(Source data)
........

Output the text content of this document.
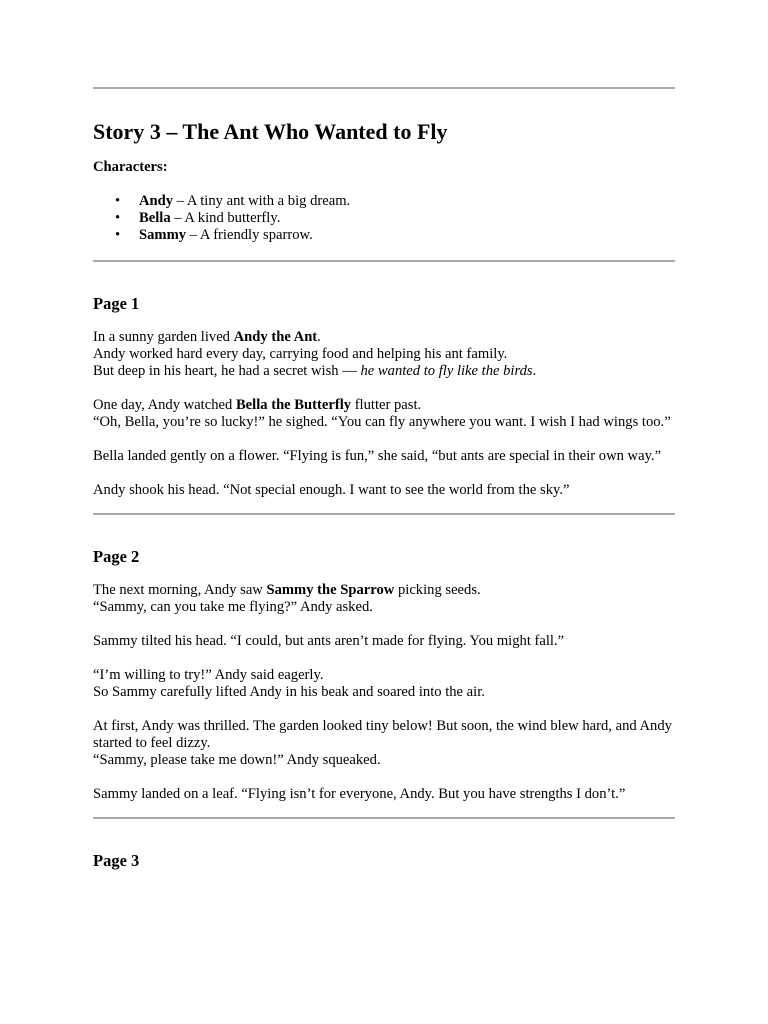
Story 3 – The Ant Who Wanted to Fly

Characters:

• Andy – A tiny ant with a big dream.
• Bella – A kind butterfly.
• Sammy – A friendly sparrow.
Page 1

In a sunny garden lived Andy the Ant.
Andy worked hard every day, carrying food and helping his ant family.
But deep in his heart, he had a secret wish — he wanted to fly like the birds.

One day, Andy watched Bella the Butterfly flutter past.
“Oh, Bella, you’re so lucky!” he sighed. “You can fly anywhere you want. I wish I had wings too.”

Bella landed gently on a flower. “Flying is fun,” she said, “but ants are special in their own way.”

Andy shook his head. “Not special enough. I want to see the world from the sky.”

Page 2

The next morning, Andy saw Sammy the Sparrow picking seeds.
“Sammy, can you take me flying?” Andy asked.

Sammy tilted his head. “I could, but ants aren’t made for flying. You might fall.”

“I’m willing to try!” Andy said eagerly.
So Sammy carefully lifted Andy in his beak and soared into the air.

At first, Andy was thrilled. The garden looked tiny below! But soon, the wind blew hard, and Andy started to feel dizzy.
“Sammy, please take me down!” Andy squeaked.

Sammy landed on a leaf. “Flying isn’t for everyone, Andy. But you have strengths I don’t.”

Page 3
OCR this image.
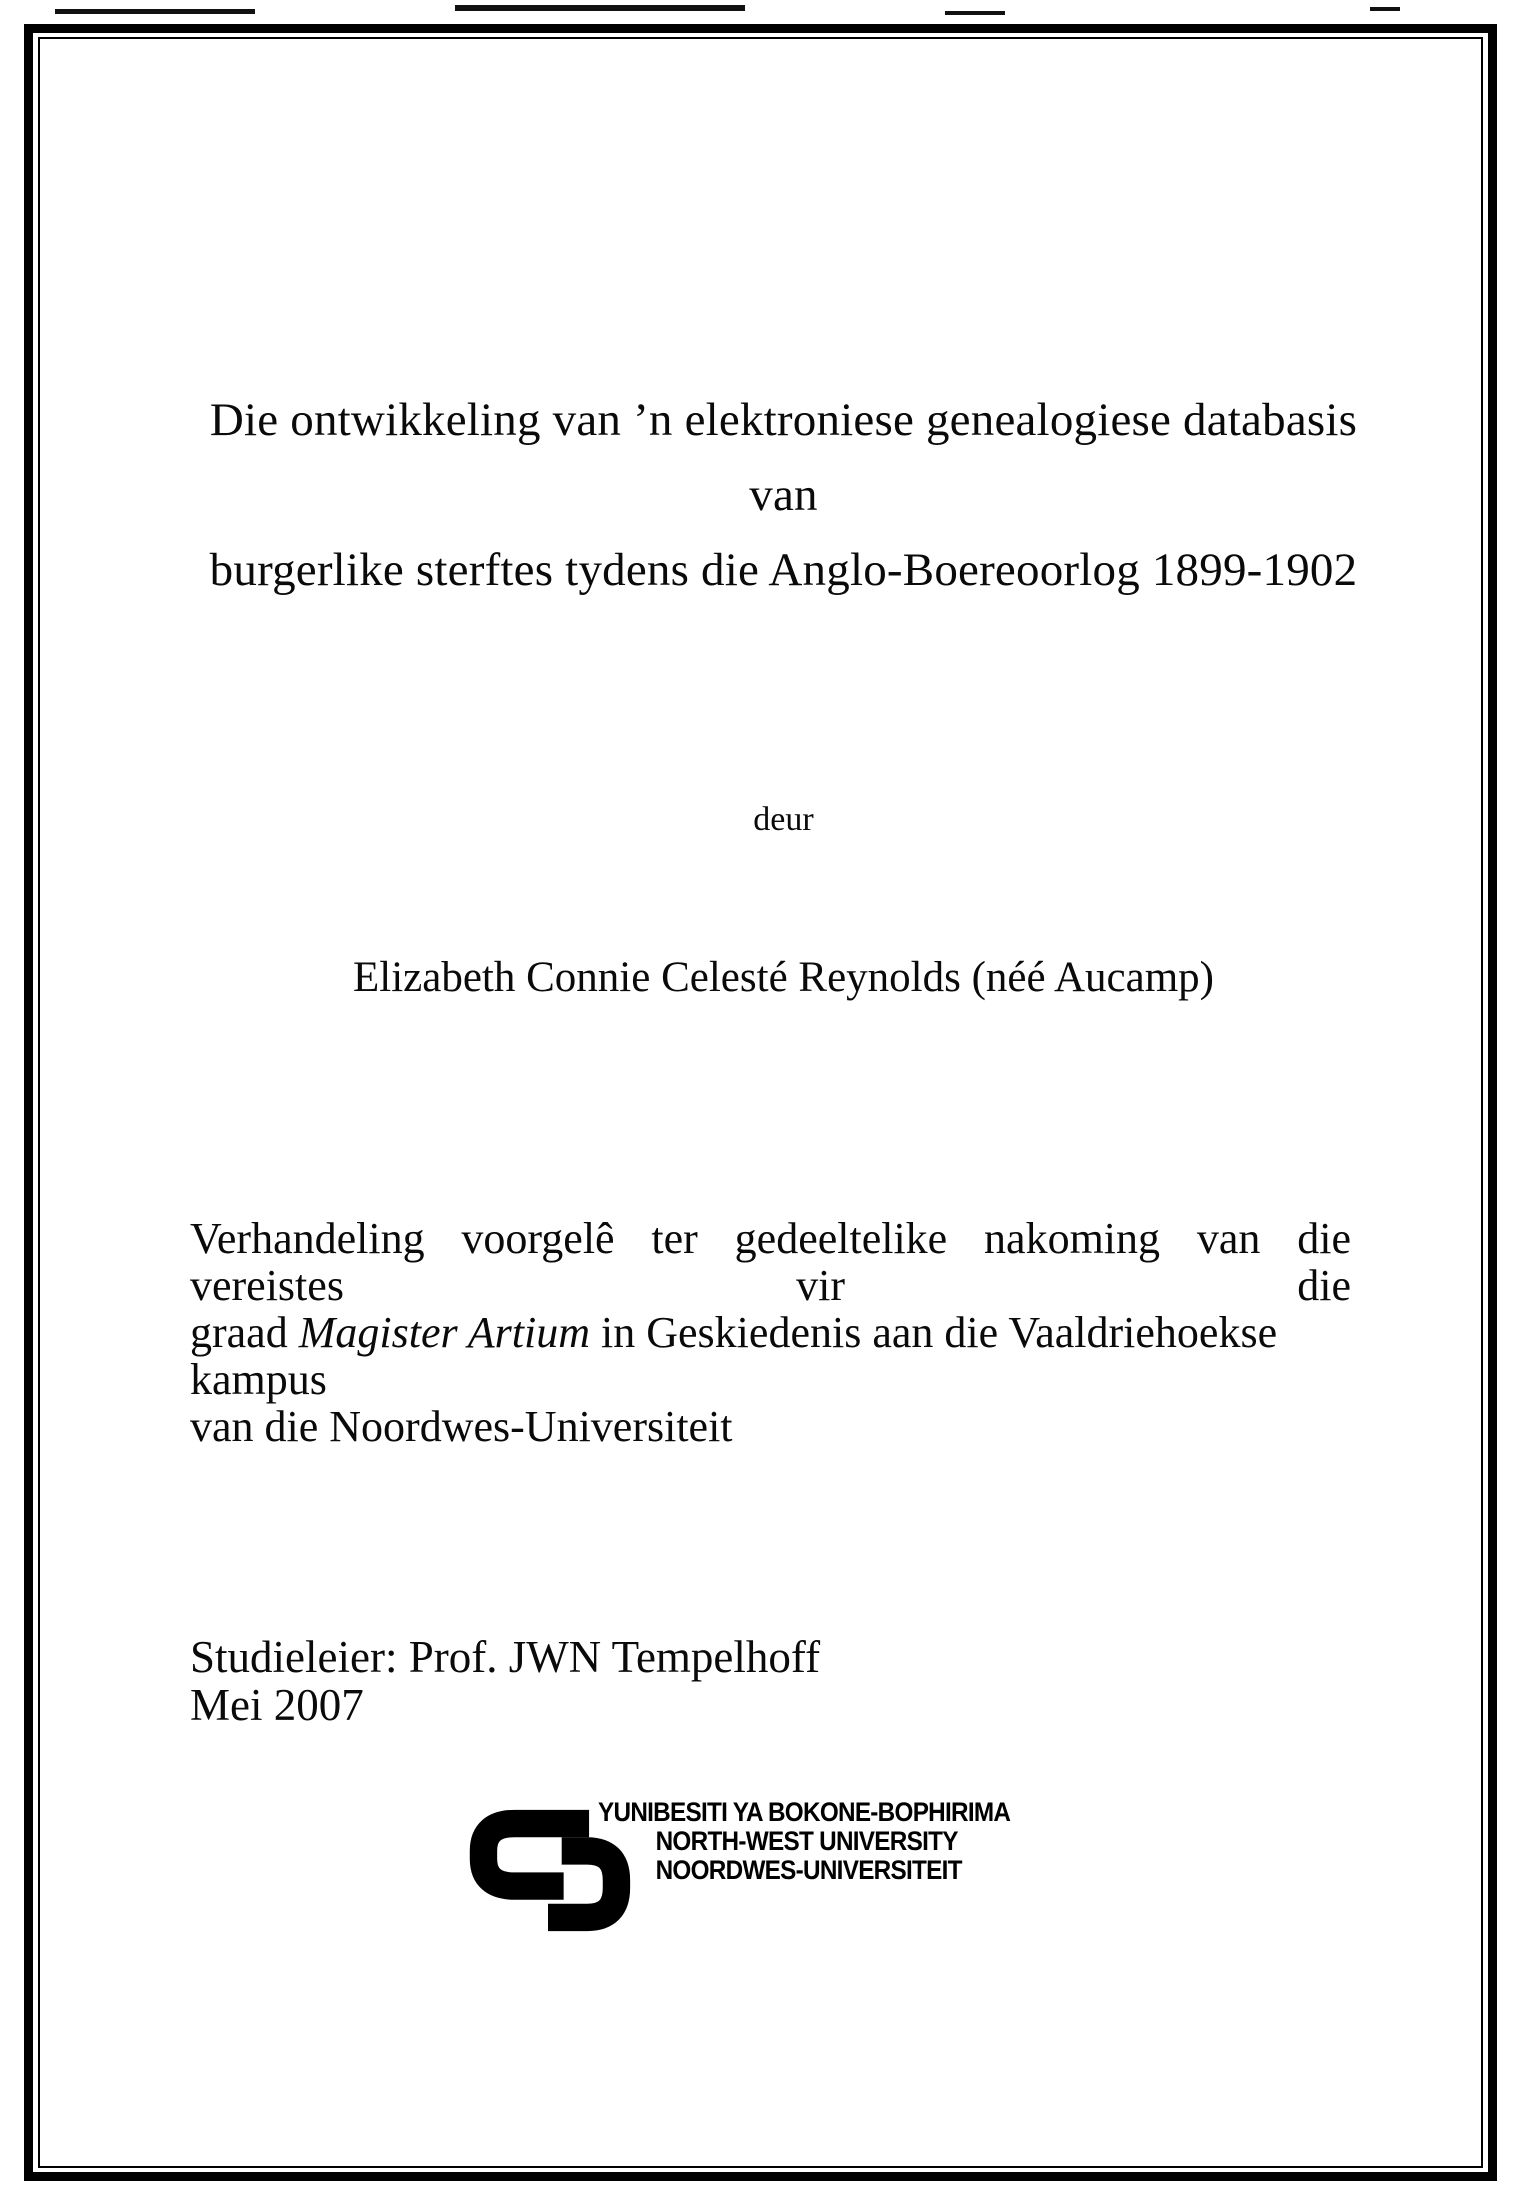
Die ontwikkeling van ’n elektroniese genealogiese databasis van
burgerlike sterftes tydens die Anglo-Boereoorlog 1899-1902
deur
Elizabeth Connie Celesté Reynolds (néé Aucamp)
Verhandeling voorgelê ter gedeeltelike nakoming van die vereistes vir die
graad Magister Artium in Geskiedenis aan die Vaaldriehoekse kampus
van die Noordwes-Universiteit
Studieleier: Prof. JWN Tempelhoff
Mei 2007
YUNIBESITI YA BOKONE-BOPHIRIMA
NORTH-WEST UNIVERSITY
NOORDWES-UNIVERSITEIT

........

Problem requirements = Repeat each entry precisely as it appears. Leave the pictures out.

Result =
Output the text content of this document.
Story 3 – The Ant Who Wanted to Fly

Characters:

• Andy – A tiny ant with a big dream.
• Bella – A kind butterfly.
• Sammy – A friendly sparrow.
Page 1

In a sunny garden lived Andy the Ant.
Andy worked hard every day, carrying food and helping his ant family.
But deep in his heart, he had a secret wish — he wanted to fly like the birds.

One day, Andy watched Bella the Butterfly flutter past.
“Oh, Bella, you’re so lucky!” he sighed. “You can fly anywhere you want. I wish I had wings too.”

Bella landed gently on a flower. “Flying is fun,” she said, “but ants are special in their own way.”

Andy shook his head. “Not special enough. I want to see the world from the sky.”

Page 2

The next morning, Andy saw Sammy the Sparrow picking seeds.
“Sammy, can you take me flying?” Andy asked.

Sammy tilted his head. “I could, but ants aren’t made for flying. You might fall.”

“I’m willing to try!” Andy said eagerly.
So Sammy carefully lifted Andy in his beak and soared into the air.

At first, Andy was thrilled. The garden looked tiny below! But soon, the wind blew hard, and Andy started to feel dizzy.
“Sammy, please take me down!” Andy squeaked.

Sammy landed on a leaf. “Flying isn’t for everyone, Andy. But you have strengths I don’t.”

Page 3
OCR this image.
Die ontwikkeling van ’n elektroniese genealogiese databasis van
burgerlike sterftes tydens die Anglo-Boereoorlog 1899-1902
deur
Elizabeth Connie Celesté Reynolds (néé Aucamp)
Verhandeling voorgelê ter gedeeltelike nakoming van die vereistes vir die
graad Magister Artium in Geskiedenis aan die Vaaldriehoekse kampus
van die Noordwes-Universiteit
Studieleier: Prof. JWN Tempelhoff
Mei 2007
YUNIBESITI YA BOKONE-BOPHIRIMA
NORTH-WEST UNIVERSITY
NOORDWES-UNIVERSITEIT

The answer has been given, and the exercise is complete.